Given instruction: Output each entry exactly; skip nothing.

● ● ● ● ● ● ●

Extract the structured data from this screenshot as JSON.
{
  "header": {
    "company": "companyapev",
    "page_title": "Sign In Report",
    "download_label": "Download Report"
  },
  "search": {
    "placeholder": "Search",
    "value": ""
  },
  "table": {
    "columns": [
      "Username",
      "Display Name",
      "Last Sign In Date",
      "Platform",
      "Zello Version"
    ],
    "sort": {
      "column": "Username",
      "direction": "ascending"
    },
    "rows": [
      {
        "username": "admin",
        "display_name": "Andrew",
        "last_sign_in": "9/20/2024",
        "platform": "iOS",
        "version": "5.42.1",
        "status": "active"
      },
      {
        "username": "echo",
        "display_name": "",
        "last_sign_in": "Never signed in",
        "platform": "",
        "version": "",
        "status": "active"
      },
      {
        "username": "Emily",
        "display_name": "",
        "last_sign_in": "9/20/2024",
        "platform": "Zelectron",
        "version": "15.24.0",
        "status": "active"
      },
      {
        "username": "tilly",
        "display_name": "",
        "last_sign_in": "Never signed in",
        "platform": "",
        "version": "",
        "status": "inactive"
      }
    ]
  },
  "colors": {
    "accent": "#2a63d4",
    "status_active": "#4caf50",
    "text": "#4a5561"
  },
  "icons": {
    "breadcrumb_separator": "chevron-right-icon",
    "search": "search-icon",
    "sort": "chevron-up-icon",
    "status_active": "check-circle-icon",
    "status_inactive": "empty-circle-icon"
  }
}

● ● ● ● ● ● ●

Solution:
Extract the structured data from this screenshot as JSON.
{
  "header": {
    "company": "companyapev",
    "page_title": "Sign In Report",
    "download_label": "Download Report"
  },
  "search": {
    "placeholder": "Search",
    "value": ""
  },
  "table": {
    "columns": [
      "Username",
      "Display Name",
      "Last Sign In Date",
      "Platform",
      "Zello Version"
    ],
    "sort": {
      "column": "Username",
      "direction": "ascending"
    },
    "rows": [
      {
        "username": "admin",
        "display_name": "Andrew",
        "last_sign_in": "9/20/2024",
        "platform": "iOS",
        "version": "5.42.1",
        "status": "active"
      },
      {
        "username": "echo",
        "display_name": "",
        "last_sign_in": "Never signed in",
        "platform": "",
        "version": "",
        "status": "active"
      },
      {
        "username": "Emily",
        "display_name": "",
        "last_sign_in": "9/20/2024",
        "platform": "Zelectron",
        "version": "15.24.0",
        "status": "active"
      },
      {
        "username": "tilly",
        "display_name": "",
        "last_sign_in": "Never signed in",
        "platform": "",
        "version": "",
        "status": "inactive"
      }
    ]
  },
  "colors": {
    "accent": "#2a63d4",
    "status_active": "#4caf50",
    "text": "#4a5561"
  },
  "icons": {
    "breadcrumb_separator": "chevron-right-icon",
    "search": "search-icon",
    "sort": "chevron-up-icon",
    "status_active": "check-circle-icon",
    "status_inactive": "empty-circle-icon"
  }
}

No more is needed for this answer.